What you will do =>
A - Answer these from the text on customizing translation models:
(i) What kind of vocabulary does a custom model handle better than the default model?
(ii) What do you supply to train a custom model?
(iii) What two costly options can a custom model replace for a specialized reporting service?
B - Write the next part of the text on customizing translation models, picking up after its final question.

Excerpt =>
"""

Cloud Translation - Advanced API lets you customize the Google Neural Machine Translation (NMT) model without writing code. This means you can tailor a custom model to your domain-specific content and produce more accurate translations than the default Google NMT model would.
The NMT model covers a large number of language pairs and does well with general-purpose text. Where a custom model excels is in handling specific, niche vocabularies. Customizing the NMT model lets you get the right translation of domain-specific terminology that matters to you.
If you run a specialized reporting service that has the opportunity to expand into new countries. Those markets require that your time-sensitive content be translated correctly in real time, including specialized terminology. Instead of having to hire bilingual staff or contract with specialist translators, both of which come at a high price, you can create and refine a custom model to do the job in real time at a much lower cost.
In order to train a custom model, you supply matching pairs of segments in the source and target languages. These are pairs of words or phrases that mean the same thing in the language you want to translate from and the language you want to translate to. The closer in meaning your segment pairs are, the better your model can work.
While putting together the dataset of matching segment pairs, start with the use case:
What outcome are you trying to achieve?
What kinds of segments are important to translate correctly in order to achieve that outcome? Can the NMT model achieve that out of the box?
Is it possible for humans to translate these key segments in a way that satisfies you? If the translation task is ambiguous enough that a person fluent in both languages would have a hard time doing a satisfactory job, the NMT model might perform as well as a custom model.
What kinds of examples best reflect the type and range of segment pairs that your system will need to translate?

"""

Provided data =>

"""

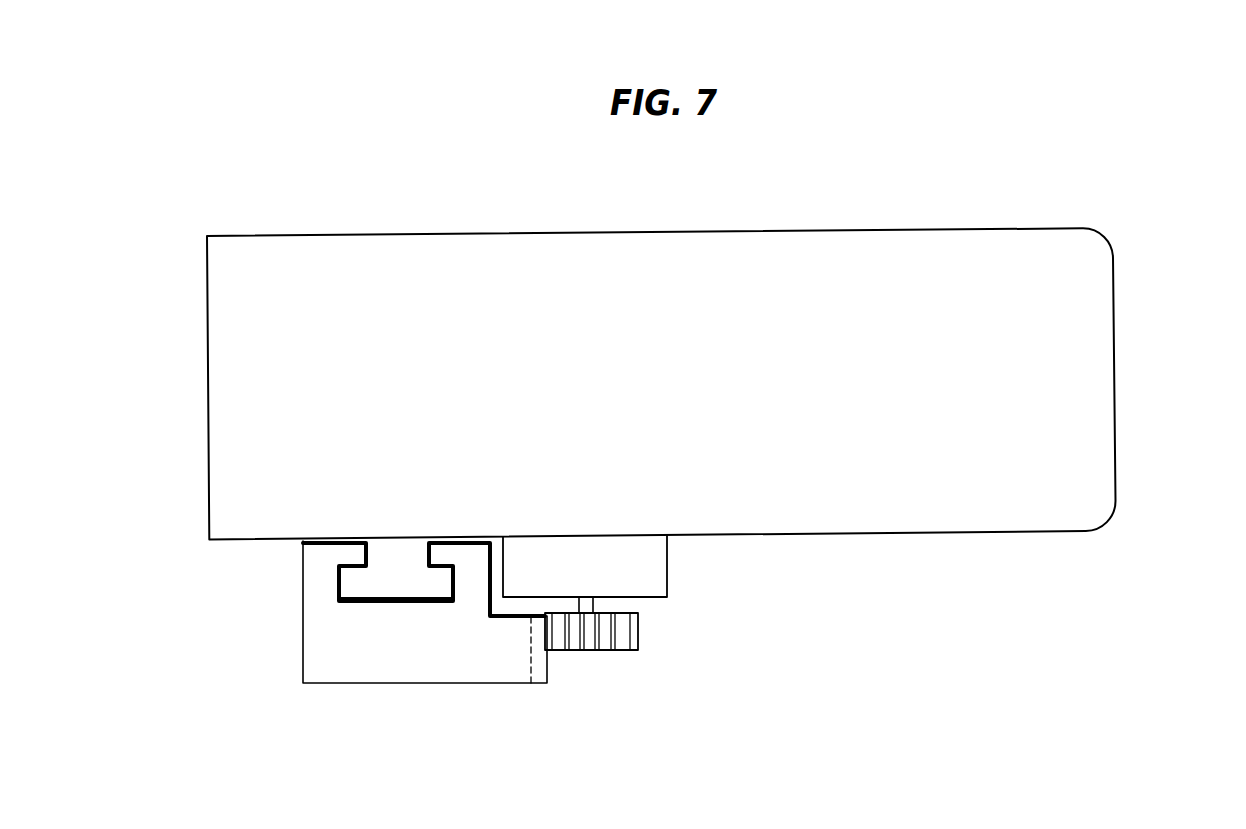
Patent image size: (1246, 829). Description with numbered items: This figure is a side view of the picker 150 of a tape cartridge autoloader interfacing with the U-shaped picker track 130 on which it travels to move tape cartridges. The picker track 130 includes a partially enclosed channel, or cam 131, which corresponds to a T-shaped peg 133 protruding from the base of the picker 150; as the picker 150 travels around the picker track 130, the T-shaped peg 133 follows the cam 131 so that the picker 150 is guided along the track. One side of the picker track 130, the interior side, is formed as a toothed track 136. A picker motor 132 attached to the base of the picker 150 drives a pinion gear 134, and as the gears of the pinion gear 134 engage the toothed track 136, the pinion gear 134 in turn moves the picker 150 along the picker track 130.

"""

Task results =>
A -
(i) Specific, niche vocabularies.
(ii) Matching pairs of segments in the source and target languages.
(iii) Hiring bilingual staff or contracting with specialist translators.

B -
You're training a custom translation model because you need a model that fits a particular linguistic domain. Make sure your segment pairs do the best possible job of covering the vocabulary, usage, and grammatical quirks of your industry or area of focus. Find documents that contain typical usages you'd find in the translation tasks you want accomplished, and make sure your parallel phrases match as closely in meaning as you can arrange. Of course, sometimes languages don't map perfectly in vocabulary or syntax, but try to capture the full diversity of semantics you expect to encounter in use if that's possible. You're building on top of a model that already does a pretty good job with general-purpose translation - your examples are the special last step that makes custom models work for your use case in particular, so make sure they're relevant and representative of usage you expect to see.
It's tempting to assume that the way people write about a specific domain is uniform enough that a small number of text samples translated by a small number of translators should be sufficient to train a model that works well for anyone else writing about that domain. But we're all individuals, and we each bring our own personality to the words we write. A training dataset with segment pairs from a broad selection of authors and translators is more likely to give you a model that's useful for translating writing from a diverse organization. In addition, consider the variety of segment lengths and structures; a dataset where all the segments are the same size or share a similar grammatical structure won't produce build a good custom model that captures all the possibilities.
After you've established what data you need, you need to find a way to source it. You can begin by taking into account all the data your organization collects. You might find that you're already collecting the data you would need to train a translation model. In case you don't have the data you need, you can obtain it manually or outsource it to a third-party provider.
If it's at all feasible, make sure a person who understands both languages well has validated that the segment pairs match up correctly and represent understandable, accurate translations. A common mistake like misaligning the rows of your training data spreadsheet can yield translations that sound like nonsense. High-quality data is the most important thing you can provide to Cloud Translation - Advanced API to get a model that's usable for your business.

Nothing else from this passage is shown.